=== TASK DESCRIPTION ===
Copy the passage of the article on Chloe Kim's Olympic halfpipe win starting with "She scored a" and going on through "in the sport.", replacing "superpipe" with "halfpipe".

Chloe Kim Soars to New Olympic Heights After Embracing Real Life
There is an adage in showbiz that a bad dress rehearsal means a good performance.
It certainly seemed to be true for Chloe Kim, who dropped to her knees after her first, and ultimately gold-medal-winning, run of the Olympic halfpipe final and said, "I had the worst practice of my life!"
She scored a huge 94 in that run, twice soaring more than 12 feet over the rim of the superpipe in Beijing. None of her competitors could match her score (or her height) in any of their three runs. Queralt Castellet of Spain won the silver with a 90.25 in her second run, and the bronze went to Sena Tomita of Japan, who scored 88.25 in her second run.
Kim becomes the first woman in the halfpipe's relatively young Olympic history—it debuted in 1998—to repeat as gold medalist. All but two golds have gone to Americans. When Kim won in 2018 at age 17, she was the youngest to win gold in the sport.

=== RECORD EXTRACTS ===
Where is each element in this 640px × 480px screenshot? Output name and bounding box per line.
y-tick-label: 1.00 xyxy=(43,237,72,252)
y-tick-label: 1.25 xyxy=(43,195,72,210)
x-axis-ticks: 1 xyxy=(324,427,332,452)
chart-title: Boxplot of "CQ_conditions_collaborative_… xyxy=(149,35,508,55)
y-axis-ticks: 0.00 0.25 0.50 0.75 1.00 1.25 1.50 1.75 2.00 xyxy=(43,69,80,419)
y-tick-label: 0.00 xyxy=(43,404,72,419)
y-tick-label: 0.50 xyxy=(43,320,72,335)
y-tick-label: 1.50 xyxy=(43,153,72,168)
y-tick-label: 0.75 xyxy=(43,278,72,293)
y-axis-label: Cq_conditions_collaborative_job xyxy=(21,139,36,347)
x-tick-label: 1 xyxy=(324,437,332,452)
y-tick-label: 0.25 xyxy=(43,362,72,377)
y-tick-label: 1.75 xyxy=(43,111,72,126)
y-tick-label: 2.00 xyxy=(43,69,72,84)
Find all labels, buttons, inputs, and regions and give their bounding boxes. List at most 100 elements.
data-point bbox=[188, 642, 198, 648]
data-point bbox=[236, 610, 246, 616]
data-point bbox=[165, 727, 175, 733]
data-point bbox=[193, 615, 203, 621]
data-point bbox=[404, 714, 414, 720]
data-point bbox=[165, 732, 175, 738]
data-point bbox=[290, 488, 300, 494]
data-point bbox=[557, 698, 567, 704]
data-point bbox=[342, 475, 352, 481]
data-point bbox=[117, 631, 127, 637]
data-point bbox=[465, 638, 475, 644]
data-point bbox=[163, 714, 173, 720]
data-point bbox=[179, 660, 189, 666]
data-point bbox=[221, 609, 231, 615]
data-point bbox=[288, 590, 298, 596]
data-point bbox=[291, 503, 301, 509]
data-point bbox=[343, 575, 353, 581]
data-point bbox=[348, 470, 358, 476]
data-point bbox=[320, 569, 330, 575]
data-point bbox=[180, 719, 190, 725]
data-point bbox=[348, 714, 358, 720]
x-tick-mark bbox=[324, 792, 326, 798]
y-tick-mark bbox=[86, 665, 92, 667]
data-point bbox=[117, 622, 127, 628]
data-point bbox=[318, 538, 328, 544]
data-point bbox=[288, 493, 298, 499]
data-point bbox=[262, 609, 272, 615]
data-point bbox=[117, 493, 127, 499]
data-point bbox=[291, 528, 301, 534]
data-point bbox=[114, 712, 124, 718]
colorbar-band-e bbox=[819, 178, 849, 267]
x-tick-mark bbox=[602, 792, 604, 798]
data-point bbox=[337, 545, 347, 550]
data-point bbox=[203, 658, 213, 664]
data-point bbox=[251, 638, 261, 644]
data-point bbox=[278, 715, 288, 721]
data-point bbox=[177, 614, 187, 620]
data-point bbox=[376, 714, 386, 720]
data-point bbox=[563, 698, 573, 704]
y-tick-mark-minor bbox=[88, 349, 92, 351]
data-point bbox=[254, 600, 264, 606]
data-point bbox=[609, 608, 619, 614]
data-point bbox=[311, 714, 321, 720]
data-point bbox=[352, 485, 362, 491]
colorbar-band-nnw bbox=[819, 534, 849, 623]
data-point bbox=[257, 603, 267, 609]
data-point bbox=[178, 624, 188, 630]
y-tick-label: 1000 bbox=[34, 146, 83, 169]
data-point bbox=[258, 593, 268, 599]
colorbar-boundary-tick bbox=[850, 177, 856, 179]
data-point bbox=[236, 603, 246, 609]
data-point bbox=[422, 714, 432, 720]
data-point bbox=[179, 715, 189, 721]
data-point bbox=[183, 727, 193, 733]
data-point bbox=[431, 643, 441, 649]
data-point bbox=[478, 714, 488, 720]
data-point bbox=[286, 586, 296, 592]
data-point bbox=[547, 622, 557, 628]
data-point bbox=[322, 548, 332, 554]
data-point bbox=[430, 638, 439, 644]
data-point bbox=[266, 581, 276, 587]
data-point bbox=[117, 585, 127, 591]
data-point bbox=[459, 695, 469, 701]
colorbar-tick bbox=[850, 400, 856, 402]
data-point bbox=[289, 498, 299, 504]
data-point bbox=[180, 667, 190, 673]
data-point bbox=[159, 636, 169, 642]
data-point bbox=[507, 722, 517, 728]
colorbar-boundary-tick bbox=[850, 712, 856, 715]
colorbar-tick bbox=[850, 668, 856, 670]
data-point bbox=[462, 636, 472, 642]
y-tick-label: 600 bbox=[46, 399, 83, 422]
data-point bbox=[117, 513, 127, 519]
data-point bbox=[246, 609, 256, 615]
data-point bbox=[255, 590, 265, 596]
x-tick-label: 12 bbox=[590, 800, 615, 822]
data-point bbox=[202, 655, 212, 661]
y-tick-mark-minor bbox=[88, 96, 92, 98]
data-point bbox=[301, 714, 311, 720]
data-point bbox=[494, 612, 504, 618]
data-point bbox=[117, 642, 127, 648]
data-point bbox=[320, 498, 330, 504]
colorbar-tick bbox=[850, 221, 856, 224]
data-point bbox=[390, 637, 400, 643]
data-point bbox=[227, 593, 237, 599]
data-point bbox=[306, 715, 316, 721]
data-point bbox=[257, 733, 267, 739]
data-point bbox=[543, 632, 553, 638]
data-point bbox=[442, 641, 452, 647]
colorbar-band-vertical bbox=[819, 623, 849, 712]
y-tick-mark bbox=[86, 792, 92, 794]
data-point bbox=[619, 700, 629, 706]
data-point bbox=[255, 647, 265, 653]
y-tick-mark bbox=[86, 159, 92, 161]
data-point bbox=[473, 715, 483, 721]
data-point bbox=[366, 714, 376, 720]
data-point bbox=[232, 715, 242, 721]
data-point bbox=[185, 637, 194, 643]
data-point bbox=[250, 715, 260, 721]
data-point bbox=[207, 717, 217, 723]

=== ANSWER SECTION ===
She scored a huge 94 in that run, twice soaring more than 12 feet over the rim of the halfpipe in Beijing. None of her competitors could match her score (or her height) in any of their three runs. Queralt Castellet of Spain won the silver with a 90.25 in her second run, and the bronze went to Sena Tomita of Japan, who scored 88.25 in her second run.
Kim becomes the first woman in the halfpipe's relatively young Olympic history—it debuted in 1998—to repeat as gold medalist. All but two golds have gone to Americans. When Kim won in 2018 at age 17, she was the youngest to win gold in the sport.